====== THE RECORDS

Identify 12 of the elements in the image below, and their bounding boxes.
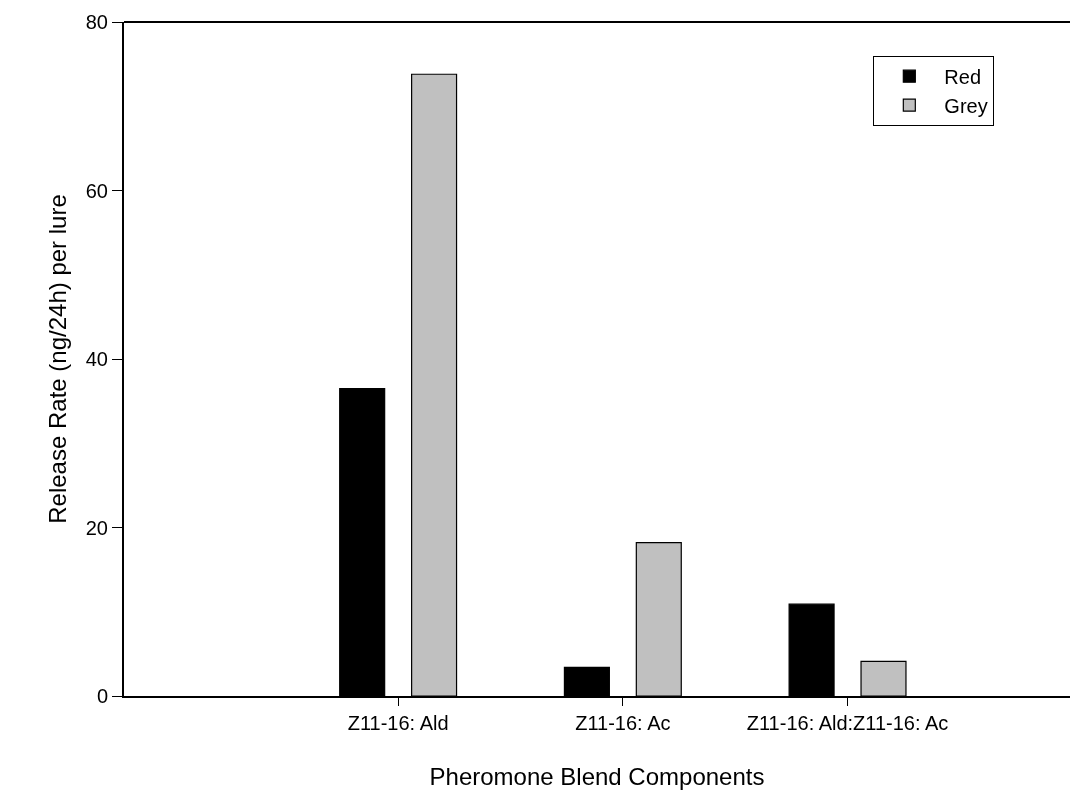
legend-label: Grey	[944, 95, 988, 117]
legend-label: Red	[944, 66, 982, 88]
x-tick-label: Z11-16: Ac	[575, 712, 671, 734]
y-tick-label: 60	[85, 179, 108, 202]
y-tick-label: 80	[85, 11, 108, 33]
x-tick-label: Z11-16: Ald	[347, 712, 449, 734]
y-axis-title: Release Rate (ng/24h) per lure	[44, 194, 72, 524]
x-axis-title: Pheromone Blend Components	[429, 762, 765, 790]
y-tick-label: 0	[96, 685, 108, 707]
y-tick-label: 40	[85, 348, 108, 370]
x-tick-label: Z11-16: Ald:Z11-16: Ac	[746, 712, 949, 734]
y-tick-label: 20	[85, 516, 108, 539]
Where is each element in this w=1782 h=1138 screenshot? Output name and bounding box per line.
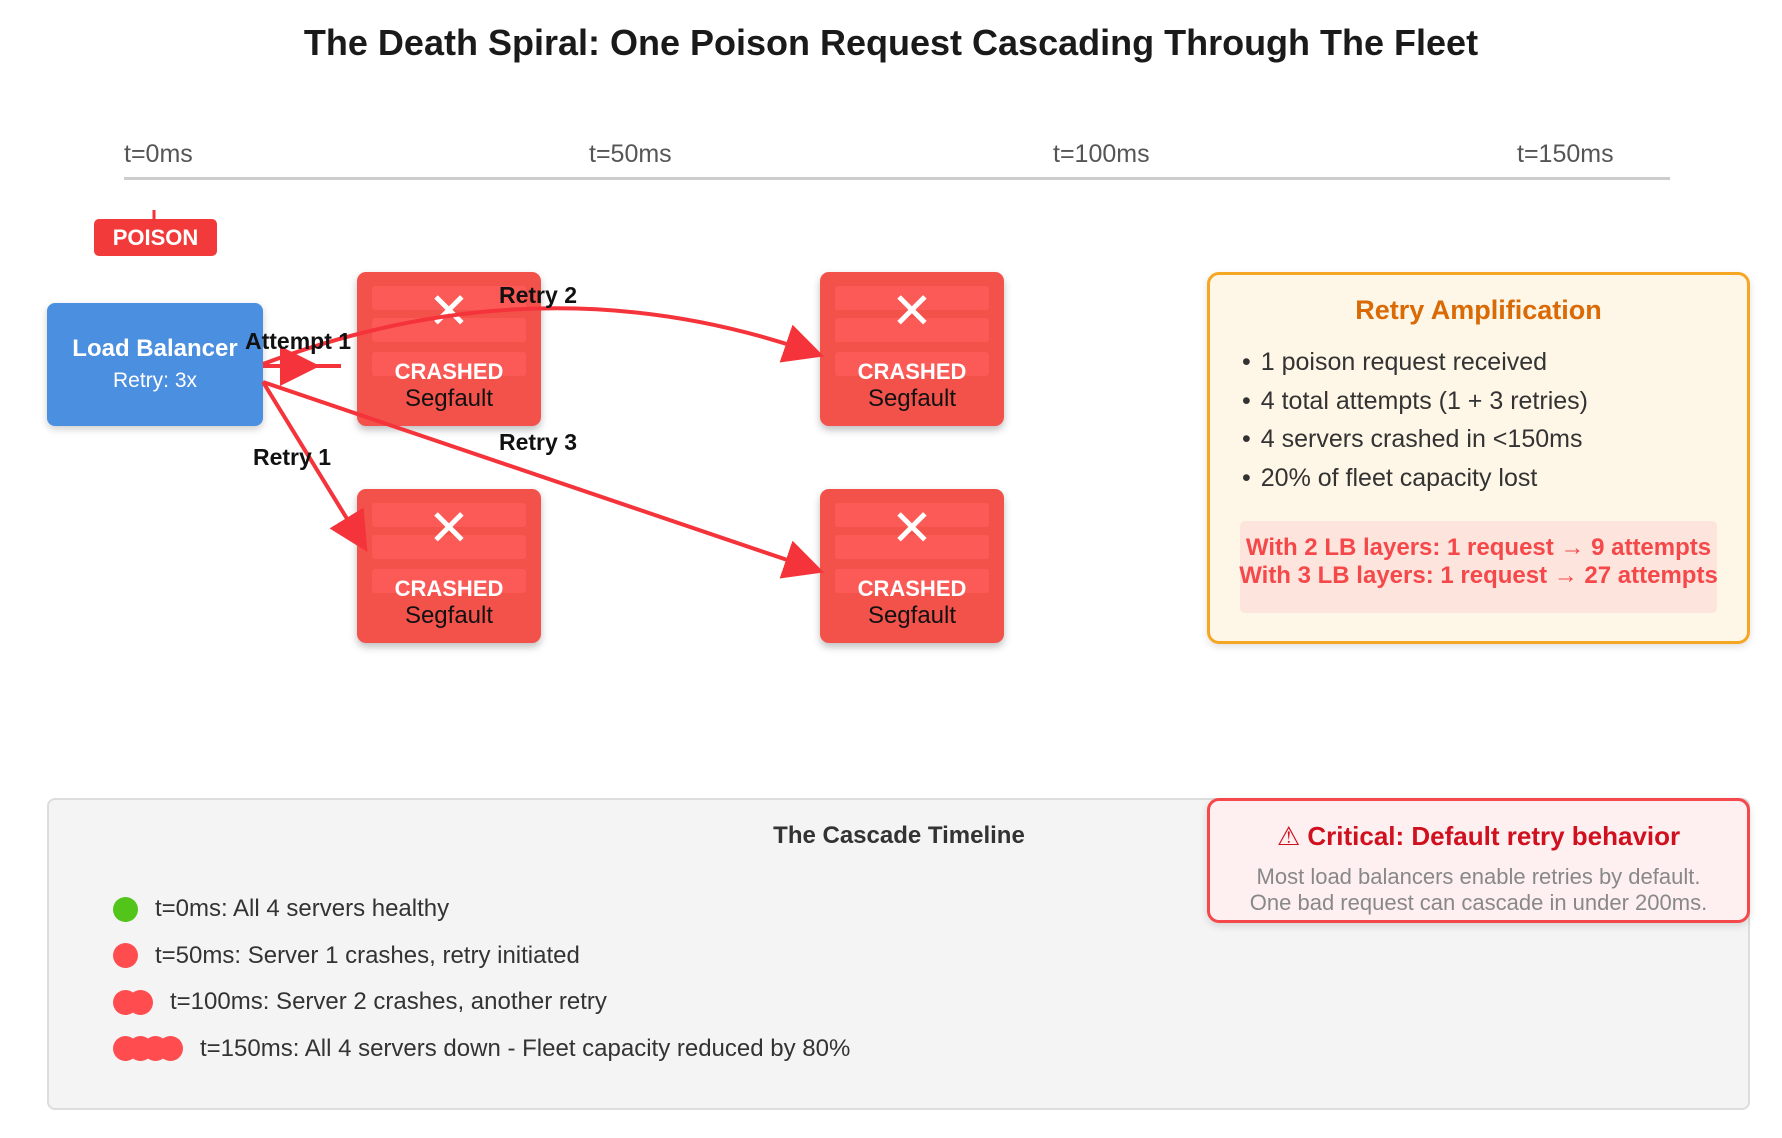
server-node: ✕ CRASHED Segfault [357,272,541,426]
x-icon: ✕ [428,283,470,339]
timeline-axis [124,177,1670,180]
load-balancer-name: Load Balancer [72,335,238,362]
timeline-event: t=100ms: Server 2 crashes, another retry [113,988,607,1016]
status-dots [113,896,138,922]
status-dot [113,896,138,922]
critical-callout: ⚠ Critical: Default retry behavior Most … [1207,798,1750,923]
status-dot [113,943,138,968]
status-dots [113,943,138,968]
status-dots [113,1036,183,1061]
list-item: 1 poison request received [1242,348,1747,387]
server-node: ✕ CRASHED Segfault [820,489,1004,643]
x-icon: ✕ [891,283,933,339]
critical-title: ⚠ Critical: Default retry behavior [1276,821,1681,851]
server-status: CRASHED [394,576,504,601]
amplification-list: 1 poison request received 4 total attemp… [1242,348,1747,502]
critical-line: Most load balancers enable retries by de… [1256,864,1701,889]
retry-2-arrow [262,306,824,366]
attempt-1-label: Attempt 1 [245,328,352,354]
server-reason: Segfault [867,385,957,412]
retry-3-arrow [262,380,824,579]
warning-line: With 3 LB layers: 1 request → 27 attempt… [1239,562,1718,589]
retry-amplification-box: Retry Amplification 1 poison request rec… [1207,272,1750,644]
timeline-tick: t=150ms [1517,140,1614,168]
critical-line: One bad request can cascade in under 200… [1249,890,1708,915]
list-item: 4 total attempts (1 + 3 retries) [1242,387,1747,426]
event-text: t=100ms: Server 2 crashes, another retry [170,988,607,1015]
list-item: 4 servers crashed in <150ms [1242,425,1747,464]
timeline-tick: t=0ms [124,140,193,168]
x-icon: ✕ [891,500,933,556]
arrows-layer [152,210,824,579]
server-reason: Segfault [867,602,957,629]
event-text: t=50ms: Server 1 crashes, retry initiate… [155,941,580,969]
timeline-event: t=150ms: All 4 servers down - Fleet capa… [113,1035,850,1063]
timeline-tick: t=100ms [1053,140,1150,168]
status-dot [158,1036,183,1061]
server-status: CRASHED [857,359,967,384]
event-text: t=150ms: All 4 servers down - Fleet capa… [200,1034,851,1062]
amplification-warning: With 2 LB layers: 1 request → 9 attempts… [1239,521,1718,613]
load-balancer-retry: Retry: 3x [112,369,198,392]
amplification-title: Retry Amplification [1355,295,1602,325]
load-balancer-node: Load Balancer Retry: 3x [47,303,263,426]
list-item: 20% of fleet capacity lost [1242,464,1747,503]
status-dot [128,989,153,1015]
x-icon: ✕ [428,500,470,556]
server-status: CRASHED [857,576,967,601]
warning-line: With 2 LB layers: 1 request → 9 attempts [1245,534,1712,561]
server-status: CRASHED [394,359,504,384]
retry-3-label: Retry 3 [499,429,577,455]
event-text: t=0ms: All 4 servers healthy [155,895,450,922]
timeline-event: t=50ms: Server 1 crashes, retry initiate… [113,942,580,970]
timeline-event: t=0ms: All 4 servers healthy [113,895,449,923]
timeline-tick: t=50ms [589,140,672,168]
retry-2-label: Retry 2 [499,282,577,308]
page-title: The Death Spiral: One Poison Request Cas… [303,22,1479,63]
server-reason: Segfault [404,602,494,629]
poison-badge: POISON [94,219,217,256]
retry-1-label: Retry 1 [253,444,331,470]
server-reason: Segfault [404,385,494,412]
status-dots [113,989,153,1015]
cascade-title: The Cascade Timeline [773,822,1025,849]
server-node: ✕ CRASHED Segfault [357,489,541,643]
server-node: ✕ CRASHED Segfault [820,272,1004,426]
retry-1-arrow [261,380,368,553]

============

Rewrite the items beginning at the line that contains "server-node: ✕ CRASHED Segfault [357,272,541,426]" and stopping after the line that contains "status-dots [113,896,138,922]", updating "Segfault" to "Timeout" and leaving everything else unchanged. Give only those lines.

server-node: ✕ CRASHED Timeout [357,272,541,426]
x-icon: ✕ [428,283,470,339]
timeline-axis [124,177,1670,180]
load-balancer-name: Load Balancer [72,335,238,362]
timeline-event: t=100ms: Server 2 crashes, another retry [113,988,607,1016]
status-dots [113,896,138,922]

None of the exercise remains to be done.